(Brano fornito):
* * * *
I ricercatori fanno presente che «Le risorse oceaniche sono distribuite ampiamente ma in modo frammentario in tutto il mondo, quindi non tutti i luoghi saranno in grado di sviluppare tutti i settori oceanici, almeno non su larga scala. Questo significa che dobbiamo riflettere con molta attenzione e coinvolgere le comunità locali nel decidere quali settori oceanici sono i più appropriati per un dato luogo. Riconoscere e includere un’ampia gamma di stakeholders e prospettive è un passo fondamentale in tutte le regioni».

In Africa, l’interesse si è concentrato sull’estrazione di risorse come petrolio e minerali dei fondali marini, ma si tratta di materie prime che potrebbero non supportare al meglio gli obiettivi di sviluppo africano per sostenere i mezzi di sussistenza locali e aumentare la sicurezza alimentare, che invece richiedono di favorire la pesca artigianale costiera e su piccola scala (esclusa la maricoltura).

In Centro e Sud America, l’importanza del capitale naturale (ricchezza di biodiversità e qualità dell’habitat) e un interesse generale per l’ecoturismo e la maricoltura sono comunemente condivisi. Tuttavia, la loro pianificazione nella Blue Economy è ancora poco chiara. Per lo studio, «Sarà importante conciliare gli obiettivi e le strategie tra  Paesi con storie coloniali condivise e le attuali sfide per le aspirazioni di sviluppo, nonché la capacità finanziaria».

L’Asia presenta i gap più ampi, con bassi punteggi per le “condizioni abilitanti” e un’elevata disponibilità di risorse in luoghi come il Triangolo dei Coralli. Molti piani nazionali si concentrano su settori che richiedono capitali, come la navigazione e la tecnologia marina, ma i valori delle comunità costiere si trovano ancora nelle risorse marine viventi – come la pesca artigianale e la maricoltura, l’ecoturismo o l’assorbimento del carbonio – che potrebbero portare benefici sociali alle aree rurali.
* * * *
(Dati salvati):
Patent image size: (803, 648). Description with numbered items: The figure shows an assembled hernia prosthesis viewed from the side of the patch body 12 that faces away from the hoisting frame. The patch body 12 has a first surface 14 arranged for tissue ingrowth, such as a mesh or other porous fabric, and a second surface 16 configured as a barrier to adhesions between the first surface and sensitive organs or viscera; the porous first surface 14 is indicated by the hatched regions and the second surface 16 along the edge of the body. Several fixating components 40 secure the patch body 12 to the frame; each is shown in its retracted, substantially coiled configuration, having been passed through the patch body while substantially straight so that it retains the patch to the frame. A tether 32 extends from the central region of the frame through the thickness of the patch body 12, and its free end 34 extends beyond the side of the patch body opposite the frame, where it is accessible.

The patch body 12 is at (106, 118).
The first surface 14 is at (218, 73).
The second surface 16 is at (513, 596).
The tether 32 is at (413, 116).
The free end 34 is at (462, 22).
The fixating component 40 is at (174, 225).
* * * *
(Attività):
(1) Nel brano sulle risorse oceaniche, su quali risorse si è concentrato l'interesse in Africa?
(2) Ricopia parola per parola la parte del brano sulle risorse oceaniche che va da "L’Asia presenta i" fino a "alle aree rurali." compreso.

(Risposte):
(1) Sull'estrazione di risorse come petrolio e minerali dei fondali marini.

(2)
L’Asia presenta i gap più ampi, con bassi punteggi per le “condizioni abilitanti” e un’elevata disponibilità di risorse in luoghi come il Triangolo dei Coralli. Molti piani nazionali si concentrano su settori che richiedono capitali, come la navigazione e la tecnologia marina, ma i valori delle comunità costiere si trovano ancora nelle risorse marine viventi – come la pesca artigianale e la maricoltura, l’ecoturismo o l’assorbimento del carbonio – che potrebbero portare benefici sociali alle aree rurali.